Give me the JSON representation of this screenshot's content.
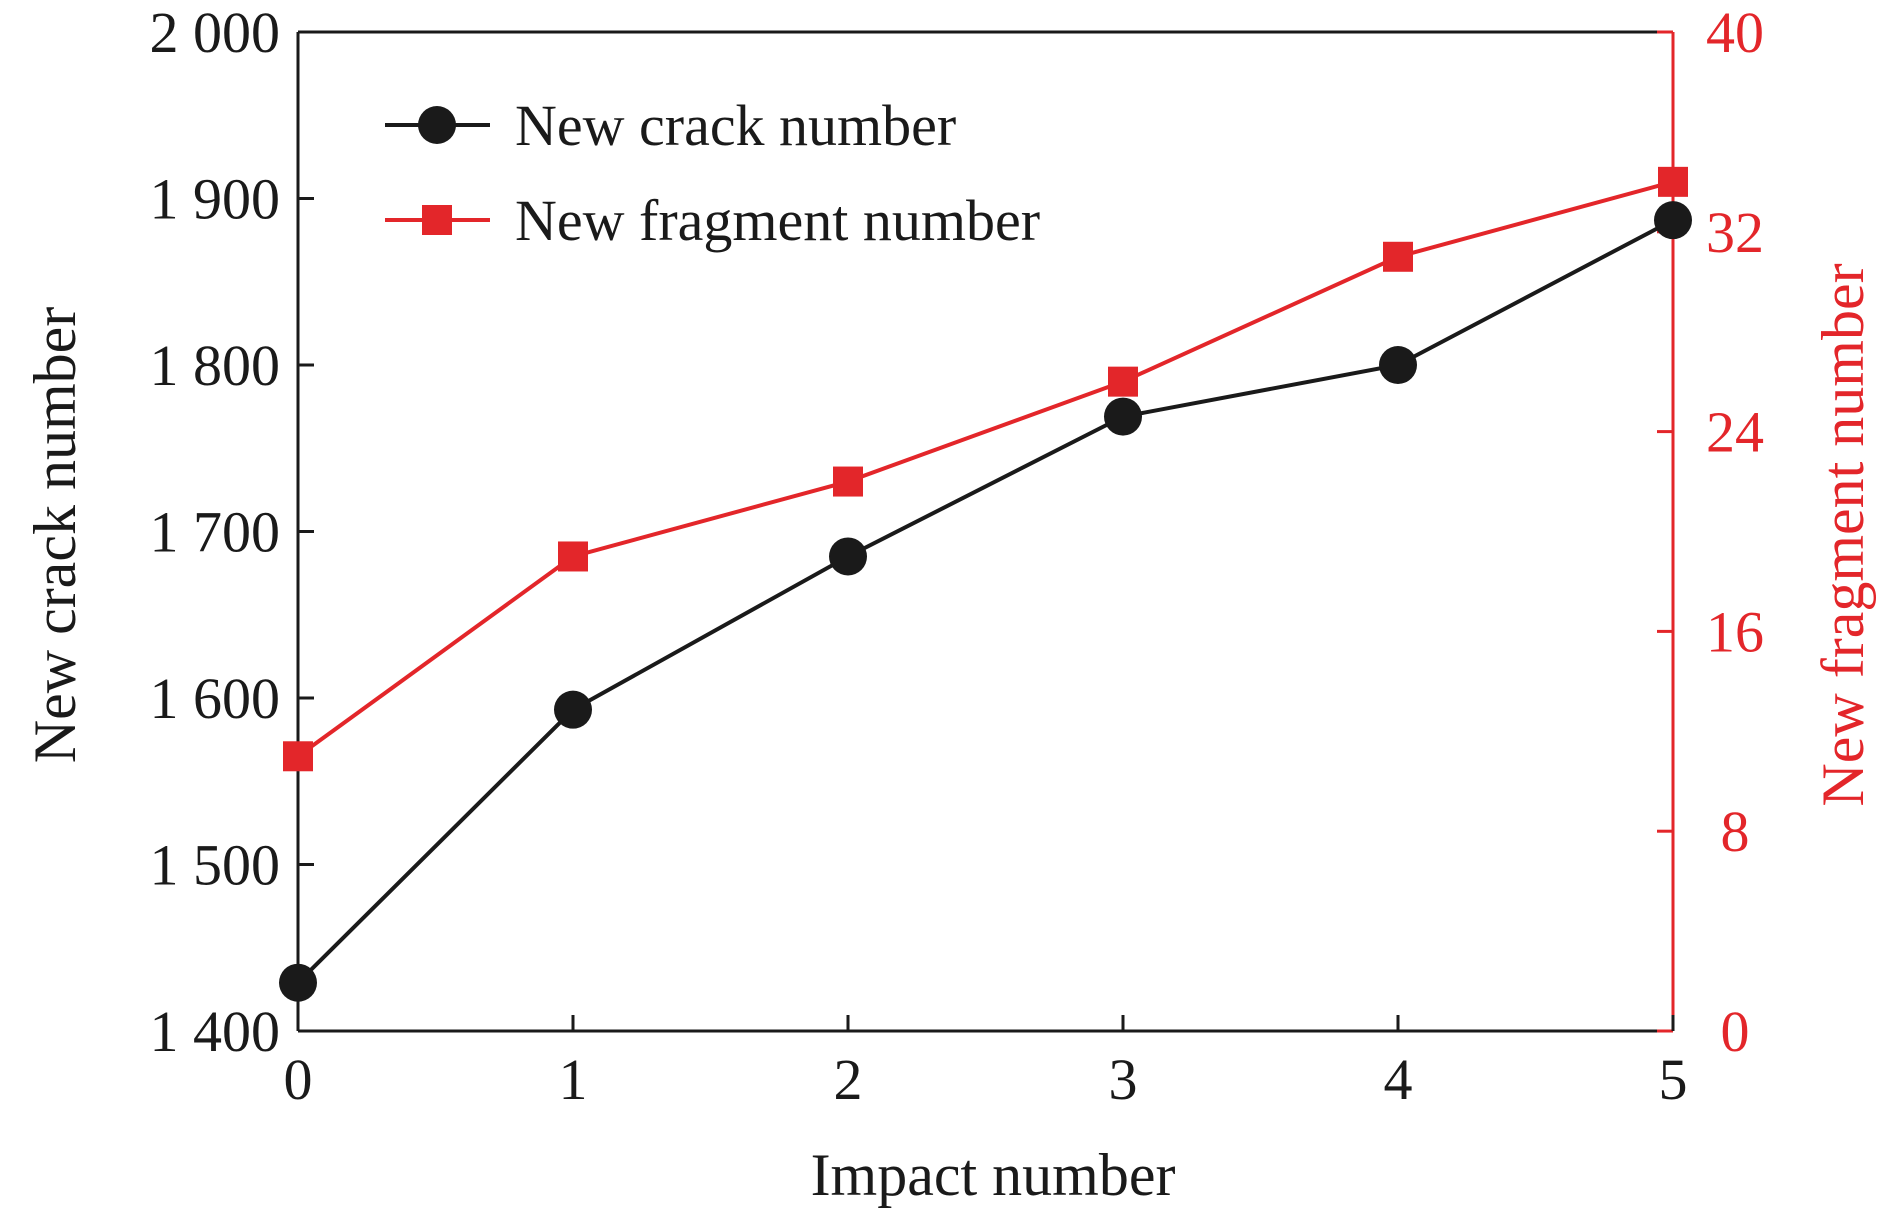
{
  "chart_data": {
    "type": "line",
    "title": "",
    "xlabel": "Impact number",
    "ylabel": "New crack number",
    "y2label": "New fragment number",
    "x": [
      0,
      1,
      2,
      3,
      4,
      5
    ],
    "x_ticks": [
      "0",
      "1",
      "2",
      "3",
      "4",
      "5"
    ],
    "xlim": [
      0,
      5
    ],
    "ylim": [
      1400,
      2000
    ],
    "y_ticks": [
      "1 400",
      "1 500",
      "1 600",
      "1 700",
      "1 800",
      "1 900",
      "2 000"
    ],
    "y2lim": [
      0,
      40
    ],
    "y2_ticks": [
      "0",
      "8",
      "16",
      "24",
      "32",
      "40"
    ],
    "grid": false,
    "legend_position": "top-left",
    "series": [
      {
        "name": "New crack number",
        "axis": "left",
        "marker": "circle",
        "color": "#1a1a1a",
        "values": [
          1429,
          1593,
          1685,
          1769,
          1800,
          1887
        ]
      },
      {
        "name": "New fragment number",
        "axis": "right",
        "marker": "square",
        "color": "#e3262a",
        "values": [
          11,
          19,
          22,
          26,
          31,
          34
        ]
      }
    ]
  }
}
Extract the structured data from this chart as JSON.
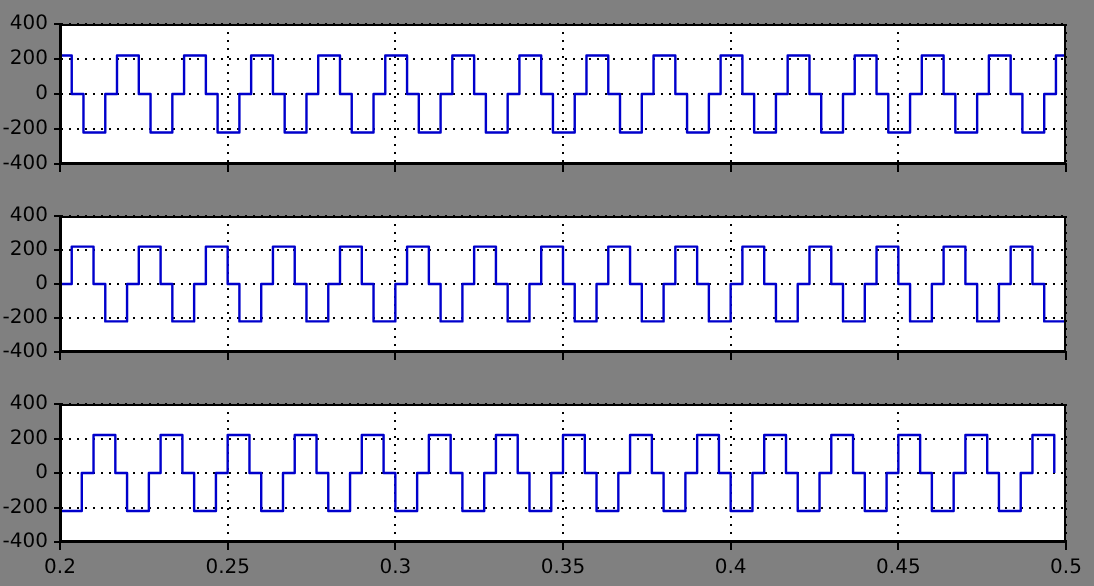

■ ■ ■ ■ ■ ■ ■

#### [WHAT THE TASK ASKS]
Transcribe the material exactly, leaving every picture out.

#### [EXPECTED ANSWER]
Give me the JSON representation of this screenshot's content.
{
  "chart_data": {
    "type": "line",
    "title": "",
    "xlabel": "Impact number",
    "ylabel": "New crack number",
    "y2label": "New fragment number",
    "x": [
      0,
      1,
      2,
      3,
      4,
      5
    ],
    "x_ticks": [
      "0",
      "1",
      "2",
      "3",
      "4",
      "5"
    ],
    "xlim": [
      0,
      5
    ],
    "ylim": [
      1400,
      2000
    ],
    "y_ticks": [
      "1 400",
      "1 500",
      "1 600",
      "1 700",
      "1 800",
      "1 900",
      "2 000"
    ],
    "y2lim": [
      0,
      40
    ],
    "y2_ticks": [
      "0",
      "8",
      "16",
      "24",
      "32",
      "40"
    ],
    "grid": false,
    "legend_position": "top-left",
    "series": [
      {
        "name": "New crack number",
        "axis": "left",
        "marker": "circle",
        "color": "#1a1a1a",
        "values": [
          1429,
          1593,
          1685,
          1769,
          1800,
          1887
        ]
      },
      {
        "name": "New fragment number",
        "axis": "right",
        "marker": "square",
        "color": "#e3262a",
        "values": [
          11,
          19,
          22,
          26,
          31,
          34
        ]
      }
    ]
  }
}
Extract the structured data from this chart as JSON.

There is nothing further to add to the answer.